* _Task prompt_
Locate all lines in the data below that hold "variación" and show them.
---------- The records ----------
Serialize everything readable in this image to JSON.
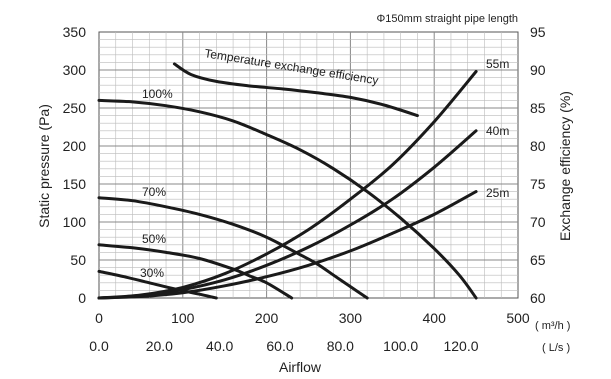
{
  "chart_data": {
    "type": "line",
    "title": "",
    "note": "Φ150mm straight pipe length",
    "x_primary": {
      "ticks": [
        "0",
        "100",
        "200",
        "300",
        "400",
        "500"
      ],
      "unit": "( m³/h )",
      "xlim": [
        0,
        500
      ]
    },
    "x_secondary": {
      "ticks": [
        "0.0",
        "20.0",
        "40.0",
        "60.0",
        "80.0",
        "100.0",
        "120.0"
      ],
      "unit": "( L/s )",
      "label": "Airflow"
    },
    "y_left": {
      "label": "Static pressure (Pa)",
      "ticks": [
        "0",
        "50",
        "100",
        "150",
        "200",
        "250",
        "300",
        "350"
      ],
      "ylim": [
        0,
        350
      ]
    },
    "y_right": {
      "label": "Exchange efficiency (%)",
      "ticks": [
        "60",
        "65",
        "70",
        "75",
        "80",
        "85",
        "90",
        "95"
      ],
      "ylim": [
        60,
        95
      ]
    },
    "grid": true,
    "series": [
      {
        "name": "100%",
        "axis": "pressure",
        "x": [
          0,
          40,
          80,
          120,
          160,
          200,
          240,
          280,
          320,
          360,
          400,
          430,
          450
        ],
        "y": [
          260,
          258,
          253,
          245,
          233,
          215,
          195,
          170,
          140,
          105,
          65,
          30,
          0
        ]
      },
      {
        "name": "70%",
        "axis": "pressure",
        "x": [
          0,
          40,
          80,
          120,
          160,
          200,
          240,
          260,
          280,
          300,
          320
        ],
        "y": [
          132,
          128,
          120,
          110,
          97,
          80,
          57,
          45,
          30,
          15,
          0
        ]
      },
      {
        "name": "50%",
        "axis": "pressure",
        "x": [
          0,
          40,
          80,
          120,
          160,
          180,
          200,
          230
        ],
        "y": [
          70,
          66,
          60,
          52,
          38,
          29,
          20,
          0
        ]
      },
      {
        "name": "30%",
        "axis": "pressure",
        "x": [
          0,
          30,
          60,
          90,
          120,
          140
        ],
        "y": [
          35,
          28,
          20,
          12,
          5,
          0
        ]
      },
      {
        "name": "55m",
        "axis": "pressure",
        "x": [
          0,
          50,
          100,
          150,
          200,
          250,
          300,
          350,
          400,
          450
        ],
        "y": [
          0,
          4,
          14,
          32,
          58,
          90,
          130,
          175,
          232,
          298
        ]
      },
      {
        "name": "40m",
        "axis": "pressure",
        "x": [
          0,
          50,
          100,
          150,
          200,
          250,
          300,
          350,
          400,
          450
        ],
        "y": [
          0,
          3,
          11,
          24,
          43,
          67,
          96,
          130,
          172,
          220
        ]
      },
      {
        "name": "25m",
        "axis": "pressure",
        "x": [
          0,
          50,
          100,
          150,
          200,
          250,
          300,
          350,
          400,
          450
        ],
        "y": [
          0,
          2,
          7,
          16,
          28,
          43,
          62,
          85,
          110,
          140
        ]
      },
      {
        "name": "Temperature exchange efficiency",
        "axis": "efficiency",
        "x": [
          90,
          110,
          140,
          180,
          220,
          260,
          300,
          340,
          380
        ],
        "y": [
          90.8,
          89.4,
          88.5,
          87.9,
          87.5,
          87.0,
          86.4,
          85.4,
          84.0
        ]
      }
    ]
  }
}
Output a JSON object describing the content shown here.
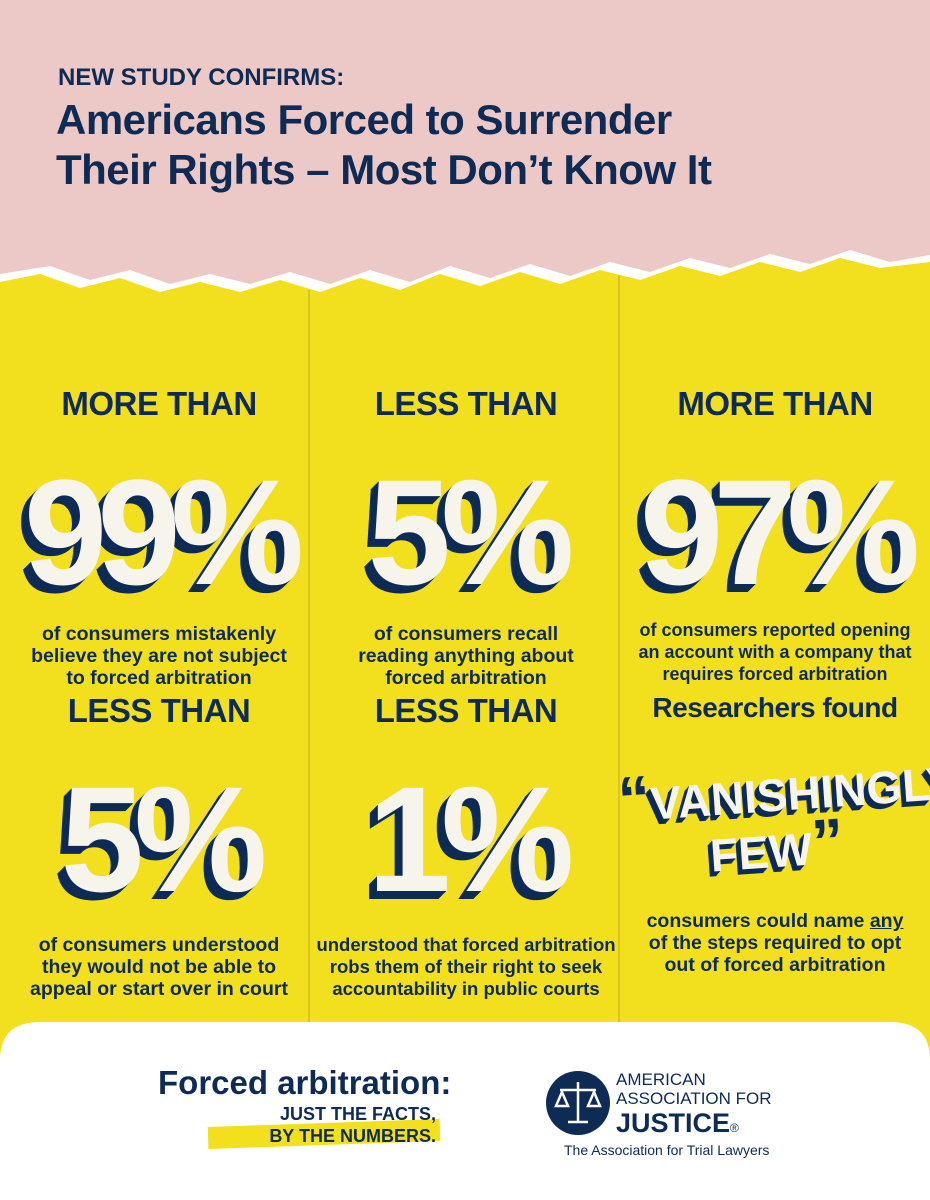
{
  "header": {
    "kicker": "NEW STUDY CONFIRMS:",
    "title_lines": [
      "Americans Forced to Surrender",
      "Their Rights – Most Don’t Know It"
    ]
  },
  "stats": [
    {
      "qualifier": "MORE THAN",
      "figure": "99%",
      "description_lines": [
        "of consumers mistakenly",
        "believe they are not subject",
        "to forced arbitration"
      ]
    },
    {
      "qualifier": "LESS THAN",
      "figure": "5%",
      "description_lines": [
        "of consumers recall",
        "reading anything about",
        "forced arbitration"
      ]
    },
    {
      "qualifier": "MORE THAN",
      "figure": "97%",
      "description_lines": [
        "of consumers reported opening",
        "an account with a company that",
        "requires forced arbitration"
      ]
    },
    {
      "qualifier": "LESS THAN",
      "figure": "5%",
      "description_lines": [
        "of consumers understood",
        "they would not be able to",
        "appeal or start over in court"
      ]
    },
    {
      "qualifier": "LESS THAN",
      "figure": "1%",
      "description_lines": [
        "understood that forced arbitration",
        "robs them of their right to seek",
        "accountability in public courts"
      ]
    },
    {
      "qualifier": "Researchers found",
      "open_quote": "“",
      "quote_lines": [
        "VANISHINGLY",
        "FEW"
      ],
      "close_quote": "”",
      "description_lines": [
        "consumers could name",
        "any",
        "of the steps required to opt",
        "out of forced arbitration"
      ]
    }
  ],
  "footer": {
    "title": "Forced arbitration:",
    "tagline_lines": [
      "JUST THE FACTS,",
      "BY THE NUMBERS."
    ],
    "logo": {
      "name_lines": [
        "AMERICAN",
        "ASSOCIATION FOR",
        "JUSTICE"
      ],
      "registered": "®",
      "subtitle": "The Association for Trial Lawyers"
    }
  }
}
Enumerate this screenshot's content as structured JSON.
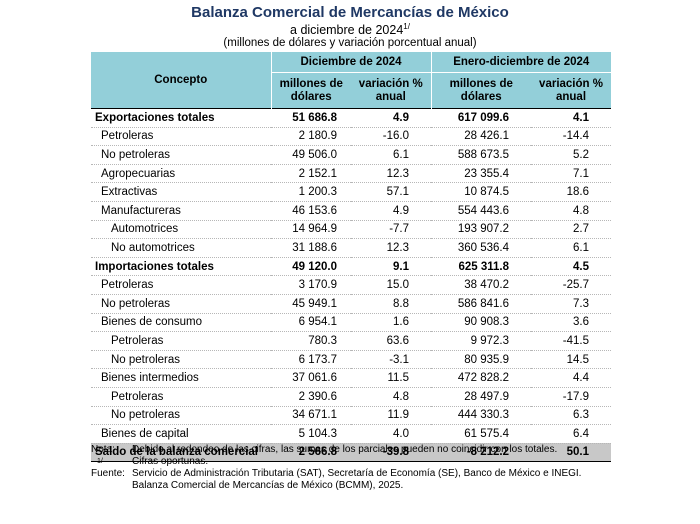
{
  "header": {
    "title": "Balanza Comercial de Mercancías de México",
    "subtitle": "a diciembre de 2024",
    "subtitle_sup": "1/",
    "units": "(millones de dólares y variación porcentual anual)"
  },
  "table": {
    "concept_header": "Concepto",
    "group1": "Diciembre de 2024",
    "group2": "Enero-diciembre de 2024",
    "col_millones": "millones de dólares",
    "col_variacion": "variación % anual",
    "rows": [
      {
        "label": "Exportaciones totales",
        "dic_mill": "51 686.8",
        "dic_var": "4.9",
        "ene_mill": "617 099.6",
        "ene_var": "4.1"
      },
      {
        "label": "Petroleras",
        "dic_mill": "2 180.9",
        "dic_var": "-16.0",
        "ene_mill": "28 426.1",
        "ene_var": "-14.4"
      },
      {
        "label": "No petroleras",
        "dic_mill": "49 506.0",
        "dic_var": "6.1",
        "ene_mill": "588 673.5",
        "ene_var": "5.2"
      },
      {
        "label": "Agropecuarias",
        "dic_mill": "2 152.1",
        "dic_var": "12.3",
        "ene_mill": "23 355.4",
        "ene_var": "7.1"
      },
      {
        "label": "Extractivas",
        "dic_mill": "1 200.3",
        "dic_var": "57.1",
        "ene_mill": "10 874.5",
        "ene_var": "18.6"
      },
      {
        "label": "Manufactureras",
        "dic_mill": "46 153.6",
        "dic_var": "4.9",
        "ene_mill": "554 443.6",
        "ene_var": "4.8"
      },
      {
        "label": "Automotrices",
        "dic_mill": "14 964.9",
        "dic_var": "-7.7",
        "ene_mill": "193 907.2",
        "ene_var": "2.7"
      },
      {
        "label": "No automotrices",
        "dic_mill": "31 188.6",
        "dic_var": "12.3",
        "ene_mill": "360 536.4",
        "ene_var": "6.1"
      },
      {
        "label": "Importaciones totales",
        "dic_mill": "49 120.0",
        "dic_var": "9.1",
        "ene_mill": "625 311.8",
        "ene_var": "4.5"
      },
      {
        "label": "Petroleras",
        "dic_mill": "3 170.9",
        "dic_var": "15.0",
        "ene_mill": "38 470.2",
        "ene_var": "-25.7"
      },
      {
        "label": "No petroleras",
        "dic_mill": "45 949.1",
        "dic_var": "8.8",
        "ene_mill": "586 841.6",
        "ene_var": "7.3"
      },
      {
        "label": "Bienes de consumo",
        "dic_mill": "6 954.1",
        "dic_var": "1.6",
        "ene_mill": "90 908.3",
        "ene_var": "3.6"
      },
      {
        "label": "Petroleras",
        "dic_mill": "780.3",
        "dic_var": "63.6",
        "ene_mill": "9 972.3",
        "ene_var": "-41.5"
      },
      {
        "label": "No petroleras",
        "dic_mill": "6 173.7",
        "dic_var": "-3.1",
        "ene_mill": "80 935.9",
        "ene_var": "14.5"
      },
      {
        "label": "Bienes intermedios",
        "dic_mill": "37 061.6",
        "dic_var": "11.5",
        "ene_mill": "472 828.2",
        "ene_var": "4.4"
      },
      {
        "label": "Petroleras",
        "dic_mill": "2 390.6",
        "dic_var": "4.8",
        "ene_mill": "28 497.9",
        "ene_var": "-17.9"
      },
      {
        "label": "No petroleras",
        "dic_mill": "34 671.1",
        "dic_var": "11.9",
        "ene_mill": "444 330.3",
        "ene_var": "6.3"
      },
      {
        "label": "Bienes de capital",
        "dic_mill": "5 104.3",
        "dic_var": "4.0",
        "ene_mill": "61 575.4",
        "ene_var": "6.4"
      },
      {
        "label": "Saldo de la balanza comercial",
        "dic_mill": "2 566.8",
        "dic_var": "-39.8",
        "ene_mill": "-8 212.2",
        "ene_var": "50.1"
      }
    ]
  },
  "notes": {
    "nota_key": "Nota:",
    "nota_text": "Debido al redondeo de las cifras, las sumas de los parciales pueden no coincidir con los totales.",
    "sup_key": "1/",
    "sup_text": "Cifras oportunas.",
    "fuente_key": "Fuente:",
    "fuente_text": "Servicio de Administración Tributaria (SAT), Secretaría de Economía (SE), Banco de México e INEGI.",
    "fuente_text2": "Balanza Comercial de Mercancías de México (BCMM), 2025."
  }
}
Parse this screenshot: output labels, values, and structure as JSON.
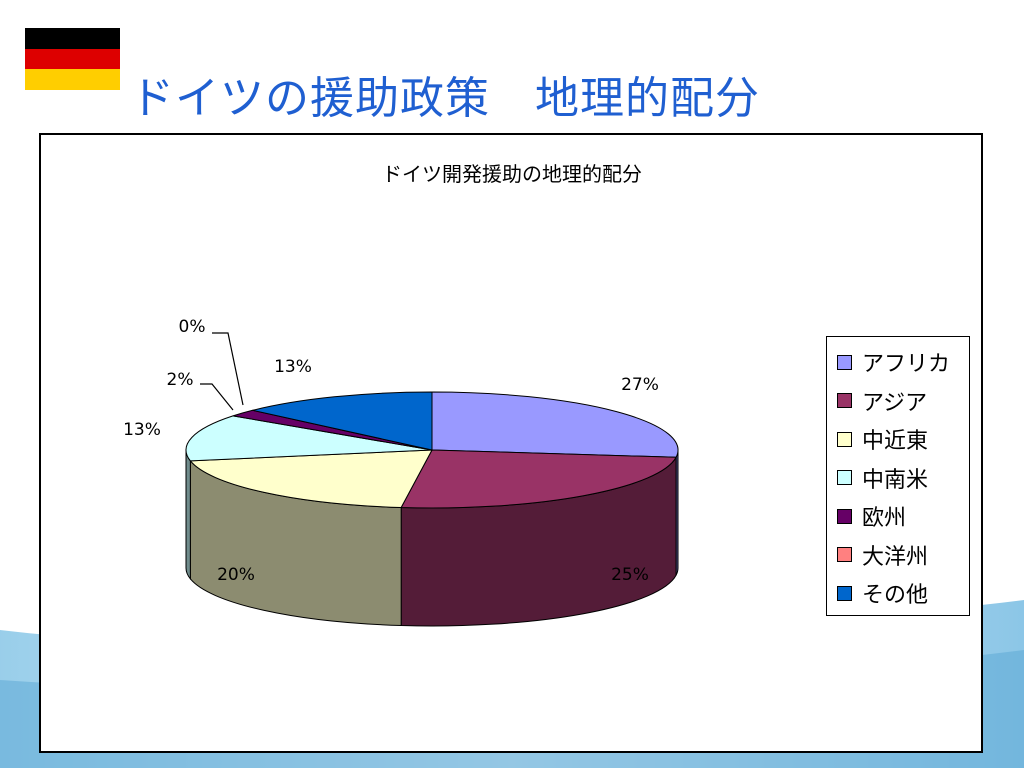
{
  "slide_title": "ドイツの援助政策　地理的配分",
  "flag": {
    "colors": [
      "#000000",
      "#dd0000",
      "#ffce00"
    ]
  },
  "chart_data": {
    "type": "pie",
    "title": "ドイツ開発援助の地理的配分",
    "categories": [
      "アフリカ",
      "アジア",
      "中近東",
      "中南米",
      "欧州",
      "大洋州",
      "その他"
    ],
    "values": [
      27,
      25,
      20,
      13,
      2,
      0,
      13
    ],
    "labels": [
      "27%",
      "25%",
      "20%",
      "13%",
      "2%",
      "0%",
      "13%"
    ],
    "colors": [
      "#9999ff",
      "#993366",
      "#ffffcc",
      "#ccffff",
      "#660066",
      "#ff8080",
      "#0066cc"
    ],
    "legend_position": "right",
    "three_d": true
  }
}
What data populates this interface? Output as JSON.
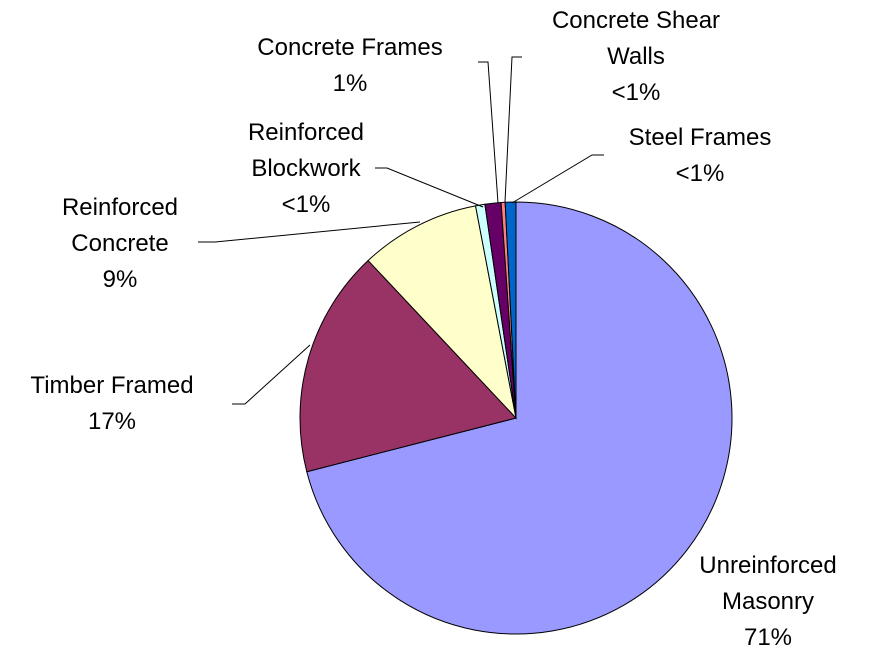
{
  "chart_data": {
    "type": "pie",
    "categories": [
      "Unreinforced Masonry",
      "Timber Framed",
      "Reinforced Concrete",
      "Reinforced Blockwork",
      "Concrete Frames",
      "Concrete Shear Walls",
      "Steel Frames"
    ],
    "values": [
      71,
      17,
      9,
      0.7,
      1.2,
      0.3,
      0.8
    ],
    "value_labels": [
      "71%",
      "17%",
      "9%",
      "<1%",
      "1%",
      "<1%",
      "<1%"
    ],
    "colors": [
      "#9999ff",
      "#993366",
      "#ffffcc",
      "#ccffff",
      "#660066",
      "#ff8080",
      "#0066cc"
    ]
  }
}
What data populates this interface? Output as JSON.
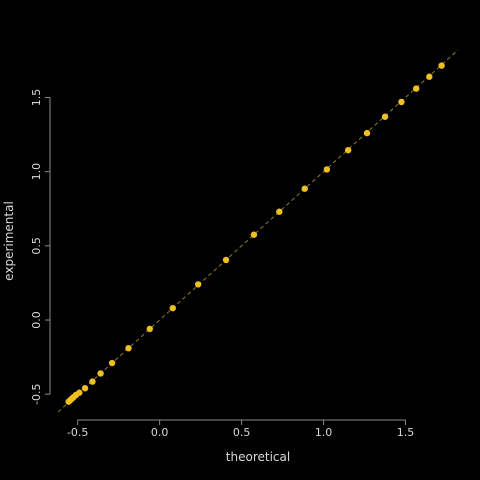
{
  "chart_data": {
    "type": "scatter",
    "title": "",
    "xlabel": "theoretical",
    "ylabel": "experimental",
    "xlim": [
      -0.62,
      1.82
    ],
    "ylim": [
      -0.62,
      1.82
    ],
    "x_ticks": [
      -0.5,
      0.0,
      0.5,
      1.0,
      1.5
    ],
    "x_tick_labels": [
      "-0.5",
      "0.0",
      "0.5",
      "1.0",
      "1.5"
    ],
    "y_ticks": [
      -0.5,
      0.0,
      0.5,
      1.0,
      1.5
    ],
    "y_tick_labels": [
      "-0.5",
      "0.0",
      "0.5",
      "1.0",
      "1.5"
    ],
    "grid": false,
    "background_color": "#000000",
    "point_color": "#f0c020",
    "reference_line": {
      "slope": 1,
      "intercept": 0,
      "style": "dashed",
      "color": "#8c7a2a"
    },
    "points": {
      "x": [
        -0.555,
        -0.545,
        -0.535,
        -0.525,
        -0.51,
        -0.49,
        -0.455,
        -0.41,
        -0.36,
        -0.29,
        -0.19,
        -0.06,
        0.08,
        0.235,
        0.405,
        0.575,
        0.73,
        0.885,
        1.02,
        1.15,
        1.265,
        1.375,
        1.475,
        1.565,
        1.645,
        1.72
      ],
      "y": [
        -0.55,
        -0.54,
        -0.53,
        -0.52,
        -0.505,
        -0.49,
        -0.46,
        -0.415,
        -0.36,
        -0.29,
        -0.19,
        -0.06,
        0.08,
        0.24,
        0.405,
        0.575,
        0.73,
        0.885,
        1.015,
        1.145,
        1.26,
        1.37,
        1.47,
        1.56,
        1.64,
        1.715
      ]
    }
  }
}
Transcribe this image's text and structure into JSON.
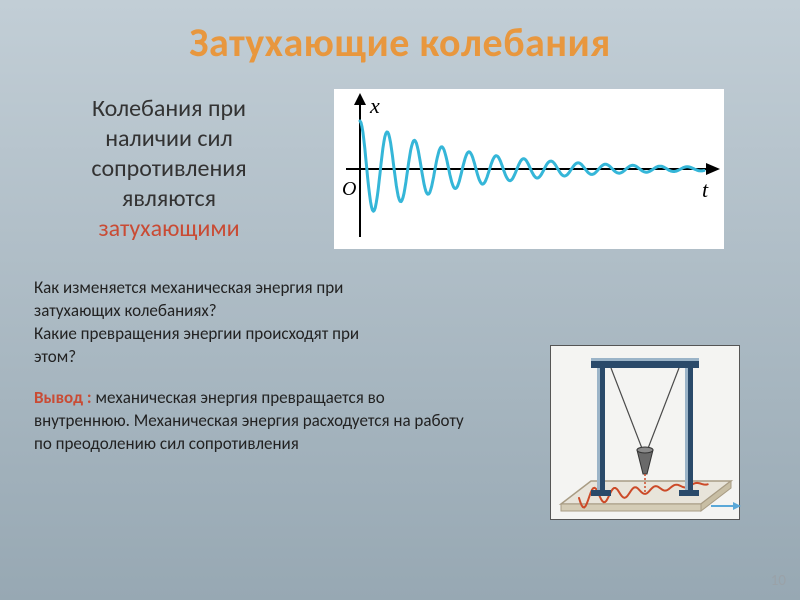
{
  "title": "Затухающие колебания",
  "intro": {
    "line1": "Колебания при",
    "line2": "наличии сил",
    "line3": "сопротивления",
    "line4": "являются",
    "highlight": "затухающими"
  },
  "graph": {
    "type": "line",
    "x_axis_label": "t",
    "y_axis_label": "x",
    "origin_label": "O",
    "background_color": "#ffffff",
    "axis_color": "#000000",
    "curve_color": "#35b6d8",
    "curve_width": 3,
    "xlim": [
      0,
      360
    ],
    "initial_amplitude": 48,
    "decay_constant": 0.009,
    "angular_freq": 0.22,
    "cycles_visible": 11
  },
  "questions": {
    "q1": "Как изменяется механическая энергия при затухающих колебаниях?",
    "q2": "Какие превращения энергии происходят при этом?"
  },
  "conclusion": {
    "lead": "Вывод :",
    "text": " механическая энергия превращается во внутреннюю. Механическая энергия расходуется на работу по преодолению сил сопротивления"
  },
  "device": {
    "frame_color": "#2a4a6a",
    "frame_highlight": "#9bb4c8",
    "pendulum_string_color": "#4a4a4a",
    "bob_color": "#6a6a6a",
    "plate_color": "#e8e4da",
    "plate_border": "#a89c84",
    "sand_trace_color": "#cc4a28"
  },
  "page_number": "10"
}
----------
* _Complete response_
    "units": "(millones de dólares y variación porcentual anual)"
    "col_variacion": "variación % anual",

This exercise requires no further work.